-- BEGIN DATA SHOWN --
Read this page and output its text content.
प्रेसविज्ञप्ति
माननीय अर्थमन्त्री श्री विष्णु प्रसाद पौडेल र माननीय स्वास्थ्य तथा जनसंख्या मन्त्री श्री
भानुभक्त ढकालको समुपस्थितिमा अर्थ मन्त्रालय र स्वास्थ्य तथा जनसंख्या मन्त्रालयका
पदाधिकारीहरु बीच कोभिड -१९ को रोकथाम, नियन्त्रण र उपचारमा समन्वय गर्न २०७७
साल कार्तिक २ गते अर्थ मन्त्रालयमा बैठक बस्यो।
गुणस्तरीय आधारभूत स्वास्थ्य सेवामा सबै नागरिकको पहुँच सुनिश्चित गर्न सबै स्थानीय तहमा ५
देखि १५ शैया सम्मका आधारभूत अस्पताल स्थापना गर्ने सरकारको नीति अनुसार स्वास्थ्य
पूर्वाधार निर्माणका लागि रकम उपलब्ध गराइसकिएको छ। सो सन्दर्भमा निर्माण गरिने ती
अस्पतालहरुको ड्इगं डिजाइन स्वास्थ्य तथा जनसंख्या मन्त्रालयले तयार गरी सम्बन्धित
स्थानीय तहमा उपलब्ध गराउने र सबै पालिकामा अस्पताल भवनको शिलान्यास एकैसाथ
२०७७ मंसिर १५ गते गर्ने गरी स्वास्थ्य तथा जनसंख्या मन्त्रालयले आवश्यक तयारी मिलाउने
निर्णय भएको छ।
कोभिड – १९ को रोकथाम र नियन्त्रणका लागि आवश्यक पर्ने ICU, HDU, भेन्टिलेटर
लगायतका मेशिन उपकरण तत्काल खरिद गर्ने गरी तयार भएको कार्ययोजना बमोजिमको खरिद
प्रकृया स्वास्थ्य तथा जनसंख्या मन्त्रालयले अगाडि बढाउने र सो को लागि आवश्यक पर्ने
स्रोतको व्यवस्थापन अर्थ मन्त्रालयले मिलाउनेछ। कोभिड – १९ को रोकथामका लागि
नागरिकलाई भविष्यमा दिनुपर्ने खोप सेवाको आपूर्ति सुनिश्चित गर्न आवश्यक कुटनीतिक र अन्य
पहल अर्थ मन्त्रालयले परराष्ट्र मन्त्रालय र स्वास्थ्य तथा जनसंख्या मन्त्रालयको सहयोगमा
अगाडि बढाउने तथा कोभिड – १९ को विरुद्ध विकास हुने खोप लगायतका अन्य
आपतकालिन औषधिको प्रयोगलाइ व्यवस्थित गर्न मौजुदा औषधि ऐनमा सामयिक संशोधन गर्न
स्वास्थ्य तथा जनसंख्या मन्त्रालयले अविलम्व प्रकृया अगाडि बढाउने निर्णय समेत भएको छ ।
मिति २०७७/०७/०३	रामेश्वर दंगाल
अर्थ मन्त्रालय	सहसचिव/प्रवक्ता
-- END DATA SHOWN --
__EXERCISE REQUIREMENTS__
Take the lines above and retype all of them exactly.

__RESULT__
Read this page and output its text content.
प्रेसविज्ञप्ति
माननीय अर्थमन्त्री श्री विष्णु प्रसाद पौडेल र माननीय स्वास्थ्य तथा जनसंख्या मन्त्री श्री
भानुभक्त ढकालको समुपस्थितिमा अर्थ मन्त्रालय र स्वास्थ्य तथा जनसंख्या मन्त्रालयका
पदाधिकारीहरु बीच कोभिड -१९ को रोकथाम, नियन्त्रण र उपचारमा समन्वय गर्न २०७७
साल कार्तिक २ गते अर्थ मन्त्रालयमा बैठक बस्यो।
गुणस्तरीय आधारभूत स्वास्थ्य सेवामा सबै नागरिकको पहुँच सुनिश्चित गर्न सबै स्थानीय तहमा ५
देखि १५ शैया सम्मका आधारभूत अस्पताल स्थापना गर्ने सरकारको नीति अनुसार स्वास्थ्य
पूर्वाधार निर्माणका लागि रकम उपलब्ध गराइसकिएको छ। सो सन्दर्भमा निर्माण गरिने ती
अस्पतालहरुको ड्इगं डिजाइन स्वास्थ्य तथा जनसंख्या मन्त्रालयले तयार गरी सम्बन्धित
स्थानीय तहमा उपलब्ध गराउने र सबै पालिकामा अस्पताल भवनको शिलान्यास एकैसाथ
२०७७ मंसिर १५ गते गर्ने गरी स्वास्थ्य तथा जनसंख्या मन्त्रालयले आवश्यक तयारी मिलाउने
निर्णय भएको छ।
कोभिड – १९ को रोकथाम र नियन्त्रणका लागि आवश्यक पर्ने ICU, HDU, भेन्टिलेटर
लगायतका मेशिन उपकरण तत्काल खरिद गर्ने गरी तयार भएको कार्ययोजना बमोजिमको खरिद
प्रकृया स्वास्थ्य तथा जनसंख्या मन्त्रालयले अगाडि बढाउने र सो को लागि आवश्यक पर्ने
स्रोतको व्यवस्थापन अर्थ मन्त्रालयले मिलाउनेछ। कोभिड – १९ को रोकथामका लागि
नागरिकलाई भविष्यमा दिनुपर्ने खोप सेवाको आपूर्ति सुनिश्चित गर्न आवश्यक कुटनीतिक र अन्य
पहल अर्थ मन्त्रालयले परराष्ट्र मन्त्रालय र स्वास्थ्य तथा जनसंख्या मन्त्रालयको सहयोगमा
अगाडि बढाउने तथा कोभिड – १९ को विरुद्ध विकास हुने खोप लगायतका अन्य
आपतकालिन औषधिको प्रयोगलाइ व्यवस्थित गर्न मौजुदा औषधि ऐनमा सामयिक संशोधन गर्न
स्वास्थ्य तथा जनसंख्या मन्त्रालयले अविलम्व प्रकृया अगाडि बढाउने निर्णय समेत भएको छ ।
मिति २०७७/०७/०३	रामेश्वर दंगाल
अर्थ मन्त्रालय	सहसचिव/प्रवक्ता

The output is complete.